[Data entries]
>> Start

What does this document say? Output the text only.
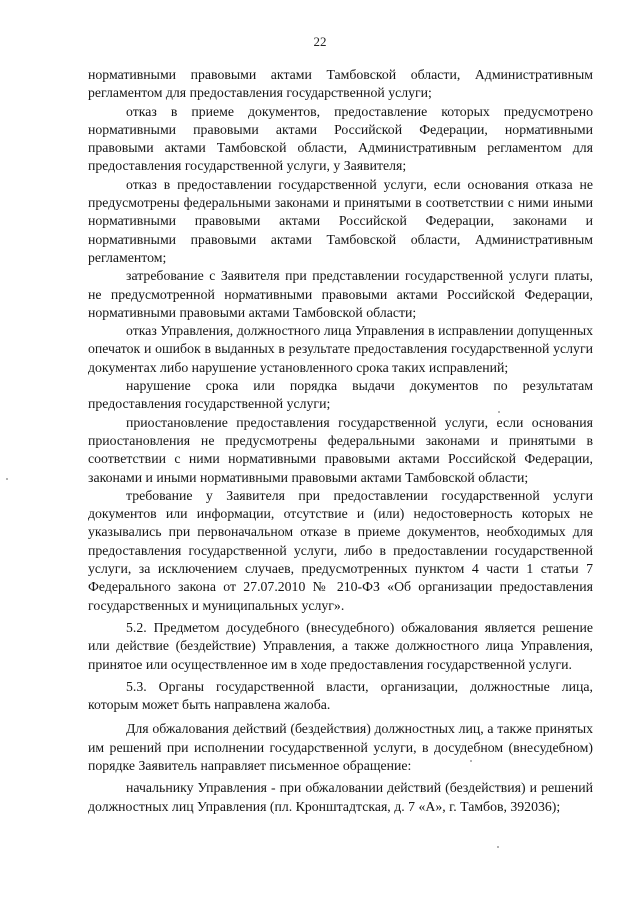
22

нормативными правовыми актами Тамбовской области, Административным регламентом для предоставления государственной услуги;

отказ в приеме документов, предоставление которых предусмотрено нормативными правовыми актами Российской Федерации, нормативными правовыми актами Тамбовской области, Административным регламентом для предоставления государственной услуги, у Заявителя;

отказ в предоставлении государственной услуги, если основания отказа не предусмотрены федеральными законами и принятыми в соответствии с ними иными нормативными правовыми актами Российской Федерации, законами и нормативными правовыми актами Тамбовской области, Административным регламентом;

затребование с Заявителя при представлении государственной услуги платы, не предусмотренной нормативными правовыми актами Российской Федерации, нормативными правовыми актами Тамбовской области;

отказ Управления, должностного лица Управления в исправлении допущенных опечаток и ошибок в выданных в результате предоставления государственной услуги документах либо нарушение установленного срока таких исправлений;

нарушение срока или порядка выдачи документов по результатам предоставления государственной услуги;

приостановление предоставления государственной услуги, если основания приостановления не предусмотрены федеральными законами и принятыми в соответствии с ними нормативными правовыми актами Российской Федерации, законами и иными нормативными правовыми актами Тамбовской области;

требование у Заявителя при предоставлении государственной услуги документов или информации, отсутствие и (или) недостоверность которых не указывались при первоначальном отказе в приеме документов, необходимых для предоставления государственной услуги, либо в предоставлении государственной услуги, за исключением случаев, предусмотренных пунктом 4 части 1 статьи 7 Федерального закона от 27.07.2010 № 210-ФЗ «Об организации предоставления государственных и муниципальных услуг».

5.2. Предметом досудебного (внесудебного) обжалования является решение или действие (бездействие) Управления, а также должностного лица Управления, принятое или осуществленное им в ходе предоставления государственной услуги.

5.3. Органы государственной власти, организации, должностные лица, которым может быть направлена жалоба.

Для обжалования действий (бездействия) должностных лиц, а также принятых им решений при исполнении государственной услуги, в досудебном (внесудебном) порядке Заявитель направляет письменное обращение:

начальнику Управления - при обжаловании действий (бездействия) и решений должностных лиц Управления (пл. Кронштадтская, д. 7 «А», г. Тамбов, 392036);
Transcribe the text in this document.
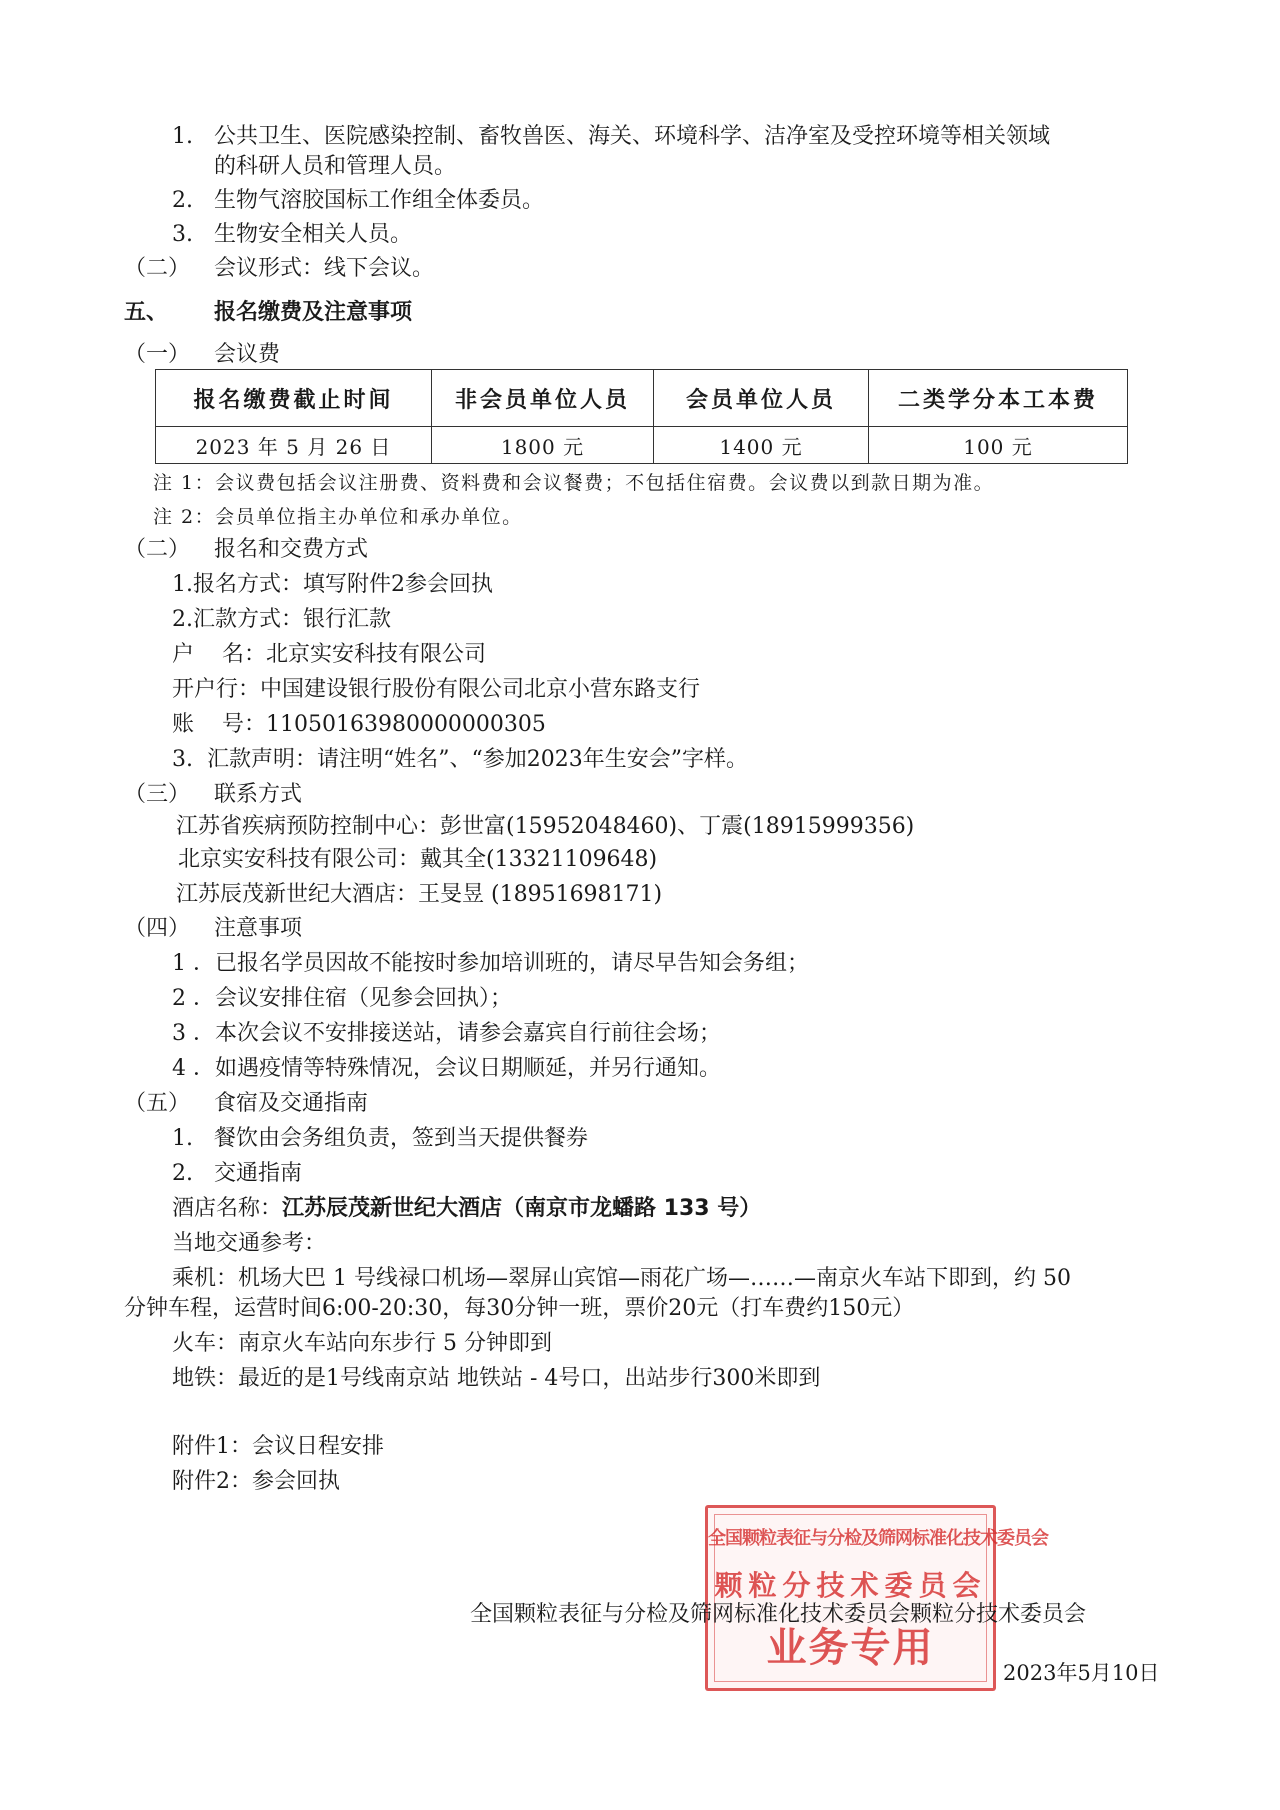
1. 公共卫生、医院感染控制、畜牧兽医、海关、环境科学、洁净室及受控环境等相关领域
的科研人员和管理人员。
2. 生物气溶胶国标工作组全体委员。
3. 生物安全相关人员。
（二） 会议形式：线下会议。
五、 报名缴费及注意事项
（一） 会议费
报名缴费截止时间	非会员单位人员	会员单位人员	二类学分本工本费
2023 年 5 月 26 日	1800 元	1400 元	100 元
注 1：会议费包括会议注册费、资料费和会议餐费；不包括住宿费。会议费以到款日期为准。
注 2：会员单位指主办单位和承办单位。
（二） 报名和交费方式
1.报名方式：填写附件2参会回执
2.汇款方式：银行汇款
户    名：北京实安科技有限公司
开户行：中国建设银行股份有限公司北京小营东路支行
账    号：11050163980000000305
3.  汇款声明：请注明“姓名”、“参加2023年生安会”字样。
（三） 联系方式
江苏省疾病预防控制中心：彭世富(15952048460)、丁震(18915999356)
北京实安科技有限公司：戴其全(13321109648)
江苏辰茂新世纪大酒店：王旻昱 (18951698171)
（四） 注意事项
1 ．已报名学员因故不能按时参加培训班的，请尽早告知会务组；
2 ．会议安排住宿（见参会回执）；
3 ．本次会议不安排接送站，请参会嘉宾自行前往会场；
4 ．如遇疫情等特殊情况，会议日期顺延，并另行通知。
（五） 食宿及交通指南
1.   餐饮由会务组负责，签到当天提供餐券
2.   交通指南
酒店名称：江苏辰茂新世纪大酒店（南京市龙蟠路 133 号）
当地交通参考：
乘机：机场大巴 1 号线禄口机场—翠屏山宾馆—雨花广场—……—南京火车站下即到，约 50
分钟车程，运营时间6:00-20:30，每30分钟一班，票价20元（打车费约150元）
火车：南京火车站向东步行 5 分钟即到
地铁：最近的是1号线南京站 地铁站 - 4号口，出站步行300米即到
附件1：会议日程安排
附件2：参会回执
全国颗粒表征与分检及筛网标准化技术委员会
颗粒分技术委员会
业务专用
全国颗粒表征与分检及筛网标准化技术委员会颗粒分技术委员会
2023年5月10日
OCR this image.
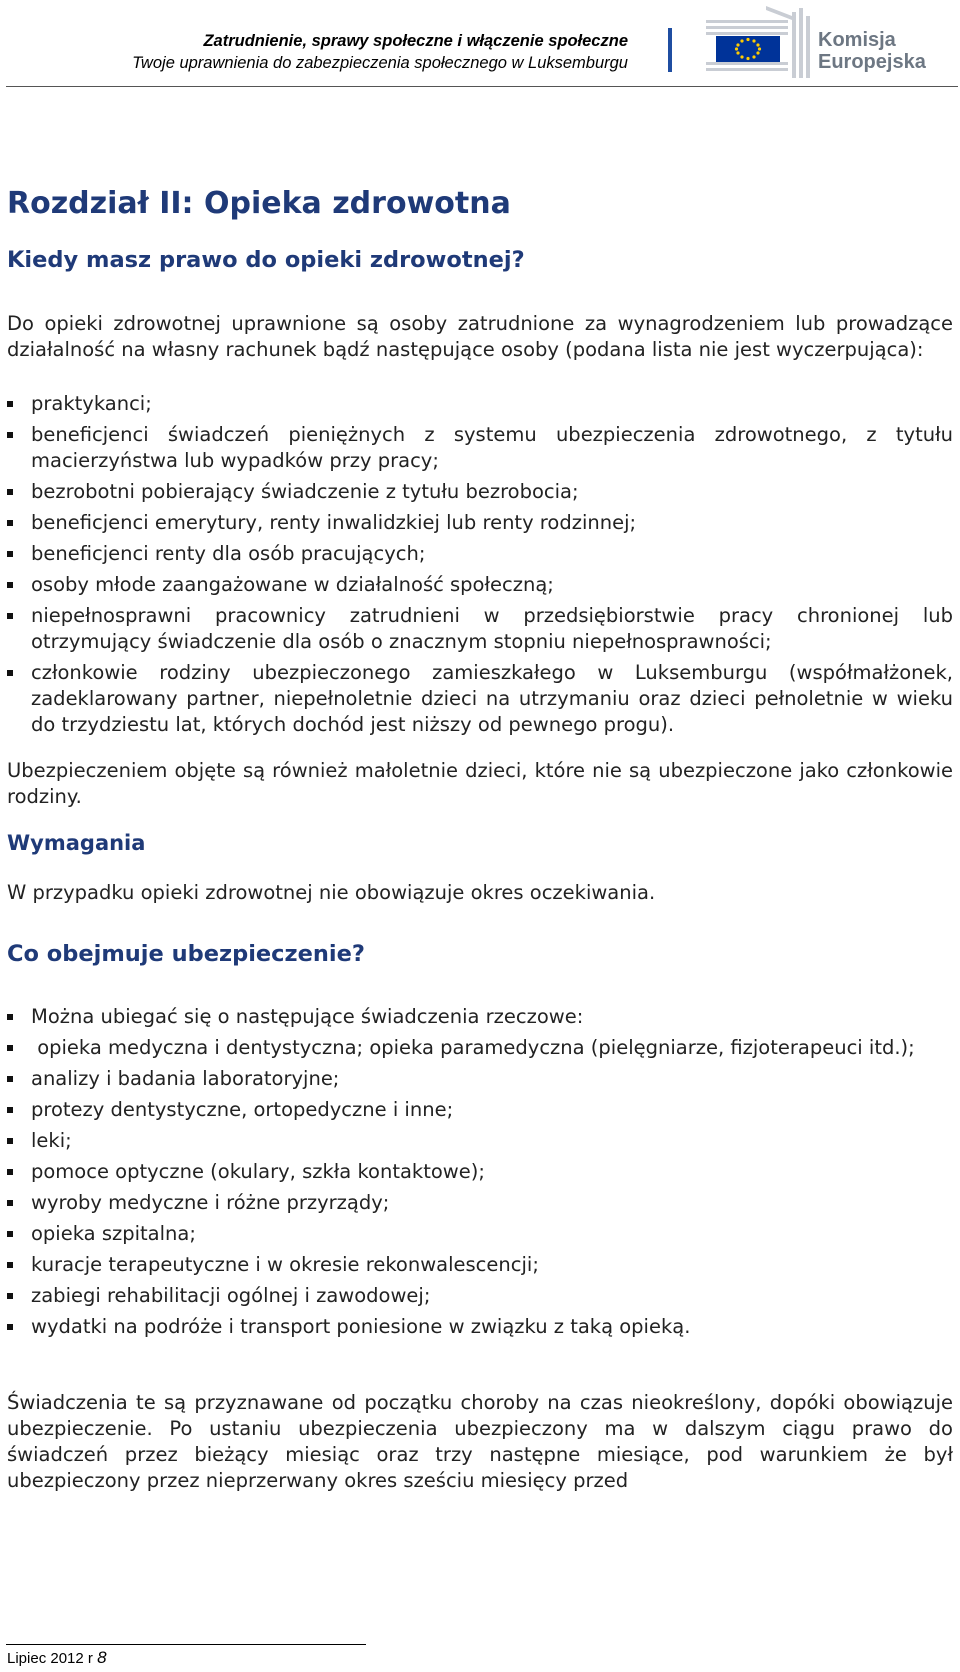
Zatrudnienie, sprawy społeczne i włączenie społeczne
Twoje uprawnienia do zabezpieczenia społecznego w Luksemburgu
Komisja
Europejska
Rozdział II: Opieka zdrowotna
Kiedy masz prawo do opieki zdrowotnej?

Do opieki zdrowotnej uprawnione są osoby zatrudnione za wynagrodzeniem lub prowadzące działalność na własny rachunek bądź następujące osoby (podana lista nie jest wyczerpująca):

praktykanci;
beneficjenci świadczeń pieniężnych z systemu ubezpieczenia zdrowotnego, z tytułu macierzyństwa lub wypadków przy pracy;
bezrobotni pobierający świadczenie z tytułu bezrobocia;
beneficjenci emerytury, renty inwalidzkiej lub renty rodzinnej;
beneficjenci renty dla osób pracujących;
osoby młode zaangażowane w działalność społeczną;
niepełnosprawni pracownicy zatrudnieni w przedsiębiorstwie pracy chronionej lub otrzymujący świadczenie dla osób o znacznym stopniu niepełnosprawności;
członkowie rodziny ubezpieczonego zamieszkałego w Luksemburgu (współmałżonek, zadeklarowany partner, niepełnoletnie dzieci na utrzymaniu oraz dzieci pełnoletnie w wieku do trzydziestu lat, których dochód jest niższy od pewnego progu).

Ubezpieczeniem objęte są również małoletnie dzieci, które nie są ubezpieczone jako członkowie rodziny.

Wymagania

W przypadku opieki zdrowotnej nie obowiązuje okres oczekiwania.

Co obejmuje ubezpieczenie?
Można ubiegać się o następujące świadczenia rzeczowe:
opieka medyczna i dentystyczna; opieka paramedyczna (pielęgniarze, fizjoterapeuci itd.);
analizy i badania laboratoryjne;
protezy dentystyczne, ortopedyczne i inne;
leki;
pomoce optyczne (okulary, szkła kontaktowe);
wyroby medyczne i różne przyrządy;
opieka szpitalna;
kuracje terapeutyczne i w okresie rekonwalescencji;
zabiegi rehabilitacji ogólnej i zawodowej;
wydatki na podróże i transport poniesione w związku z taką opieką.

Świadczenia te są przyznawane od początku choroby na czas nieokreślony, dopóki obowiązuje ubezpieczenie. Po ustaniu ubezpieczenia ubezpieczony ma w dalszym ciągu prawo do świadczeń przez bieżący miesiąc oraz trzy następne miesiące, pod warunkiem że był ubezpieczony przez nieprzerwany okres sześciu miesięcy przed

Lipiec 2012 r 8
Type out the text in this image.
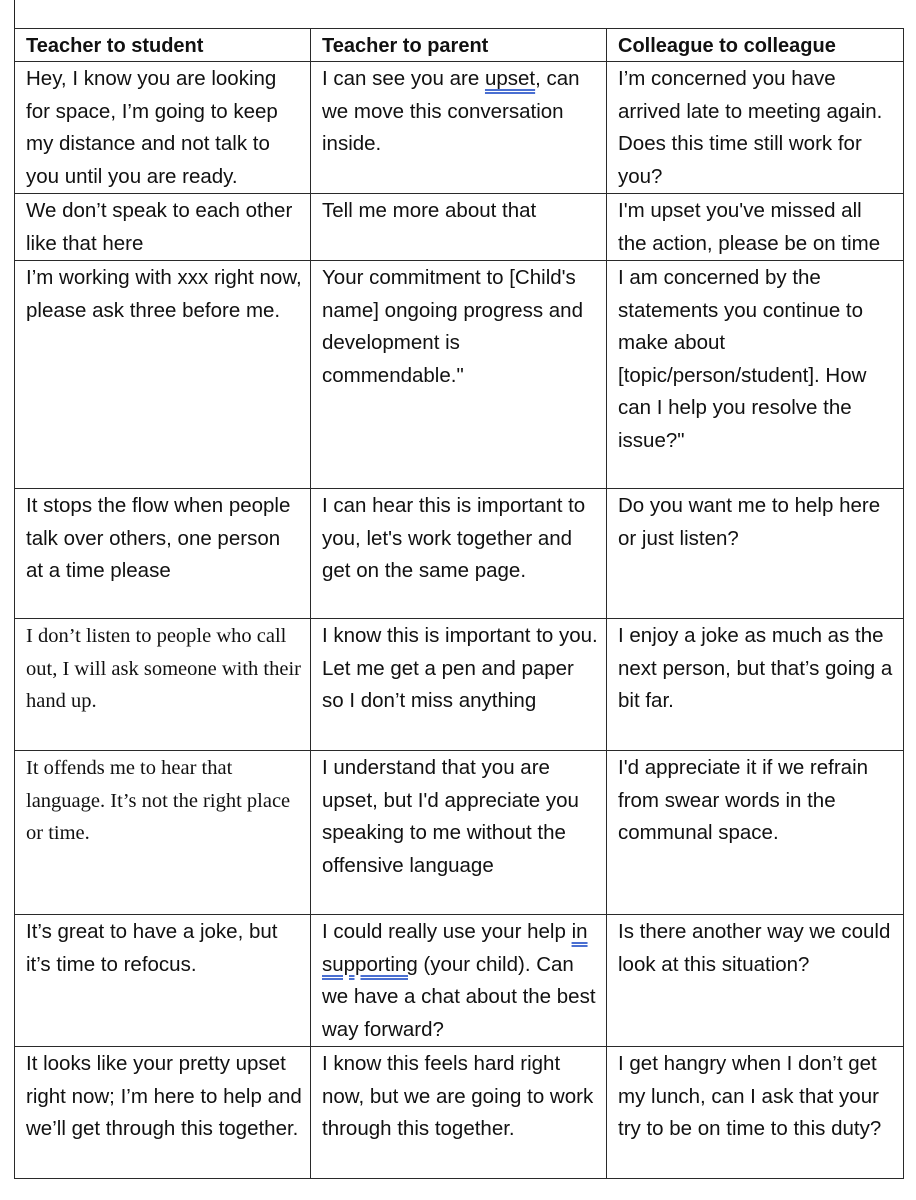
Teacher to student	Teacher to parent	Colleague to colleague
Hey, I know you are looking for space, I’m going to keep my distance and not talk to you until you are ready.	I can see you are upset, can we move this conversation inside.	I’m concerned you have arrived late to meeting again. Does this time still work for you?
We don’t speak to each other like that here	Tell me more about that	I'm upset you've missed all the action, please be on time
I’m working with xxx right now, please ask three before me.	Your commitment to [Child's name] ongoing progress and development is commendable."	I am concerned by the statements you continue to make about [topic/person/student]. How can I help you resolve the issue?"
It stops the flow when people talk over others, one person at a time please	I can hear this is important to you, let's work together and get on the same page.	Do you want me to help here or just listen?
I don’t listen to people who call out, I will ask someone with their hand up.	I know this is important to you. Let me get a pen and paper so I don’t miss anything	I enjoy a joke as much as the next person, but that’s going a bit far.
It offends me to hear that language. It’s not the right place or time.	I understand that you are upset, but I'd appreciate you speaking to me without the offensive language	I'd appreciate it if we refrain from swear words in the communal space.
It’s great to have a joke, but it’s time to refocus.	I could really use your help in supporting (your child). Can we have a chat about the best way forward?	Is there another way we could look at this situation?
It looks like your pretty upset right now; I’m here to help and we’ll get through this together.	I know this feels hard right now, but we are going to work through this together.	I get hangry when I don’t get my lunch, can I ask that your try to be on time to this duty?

>> End

EXERCISE DETAILS -> Copy each line of the preceding data that contains the string "działalność".

REPLY TO THE TASK ->
Do opieki zdrowotnej uprawnione są osoby zatrudnione za wynagrodzeniem lub prowadzące działalność na własny rachunek bądź następujące osoby (podana lista nie jest wyczerpująca):
osoby młode zaangażowane w działalność społeczną;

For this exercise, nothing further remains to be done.